━━━ Record list ━━━

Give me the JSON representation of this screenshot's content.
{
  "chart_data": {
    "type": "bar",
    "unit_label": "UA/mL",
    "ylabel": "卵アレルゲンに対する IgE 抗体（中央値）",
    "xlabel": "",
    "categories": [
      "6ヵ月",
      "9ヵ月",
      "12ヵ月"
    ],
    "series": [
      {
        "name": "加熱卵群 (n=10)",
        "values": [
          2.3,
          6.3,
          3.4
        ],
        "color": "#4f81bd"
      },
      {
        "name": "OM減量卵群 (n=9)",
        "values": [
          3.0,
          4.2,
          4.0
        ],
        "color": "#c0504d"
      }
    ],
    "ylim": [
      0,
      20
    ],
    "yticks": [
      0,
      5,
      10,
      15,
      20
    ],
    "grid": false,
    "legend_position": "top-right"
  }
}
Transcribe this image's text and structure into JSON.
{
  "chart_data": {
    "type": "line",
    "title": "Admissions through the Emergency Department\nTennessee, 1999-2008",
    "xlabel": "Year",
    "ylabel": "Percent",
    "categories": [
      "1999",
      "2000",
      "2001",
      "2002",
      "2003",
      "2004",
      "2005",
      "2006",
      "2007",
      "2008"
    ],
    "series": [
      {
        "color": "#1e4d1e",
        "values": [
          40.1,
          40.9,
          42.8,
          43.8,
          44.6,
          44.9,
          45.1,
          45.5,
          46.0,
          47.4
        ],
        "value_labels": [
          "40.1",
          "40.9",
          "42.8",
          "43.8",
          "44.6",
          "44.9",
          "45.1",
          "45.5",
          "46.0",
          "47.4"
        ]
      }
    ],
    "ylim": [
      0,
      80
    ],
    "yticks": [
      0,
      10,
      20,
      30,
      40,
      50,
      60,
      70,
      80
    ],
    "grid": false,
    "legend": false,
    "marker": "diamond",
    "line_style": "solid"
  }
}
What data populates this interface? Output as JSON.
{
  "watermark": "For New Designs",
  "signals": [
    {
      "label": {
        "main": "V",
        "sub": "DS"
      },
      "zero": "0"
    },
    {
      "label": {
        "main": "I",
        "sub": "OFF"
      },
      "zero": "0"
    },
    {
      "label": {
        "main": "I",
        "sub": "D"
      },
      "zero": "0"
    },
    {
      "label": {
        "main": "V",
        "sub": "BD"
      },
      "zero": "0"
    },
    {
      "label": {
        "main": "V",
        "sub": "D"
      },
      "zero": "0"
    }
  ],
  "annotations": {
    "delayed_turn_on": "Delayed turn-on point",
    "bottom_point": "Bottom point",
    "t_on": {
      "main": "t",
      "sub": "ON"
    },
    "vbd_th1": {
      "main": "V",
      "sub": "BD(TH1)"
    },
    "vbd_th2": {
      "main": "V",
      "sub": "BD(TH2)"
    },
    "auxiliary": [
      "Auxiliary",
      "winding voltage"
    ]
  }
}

━━━

Task
Filter the records above and return every line that holds the word "point".

Output for this task
    "delayed_turn_on": "Delayed turn-on point",
    "bottom_point": "Bottom point",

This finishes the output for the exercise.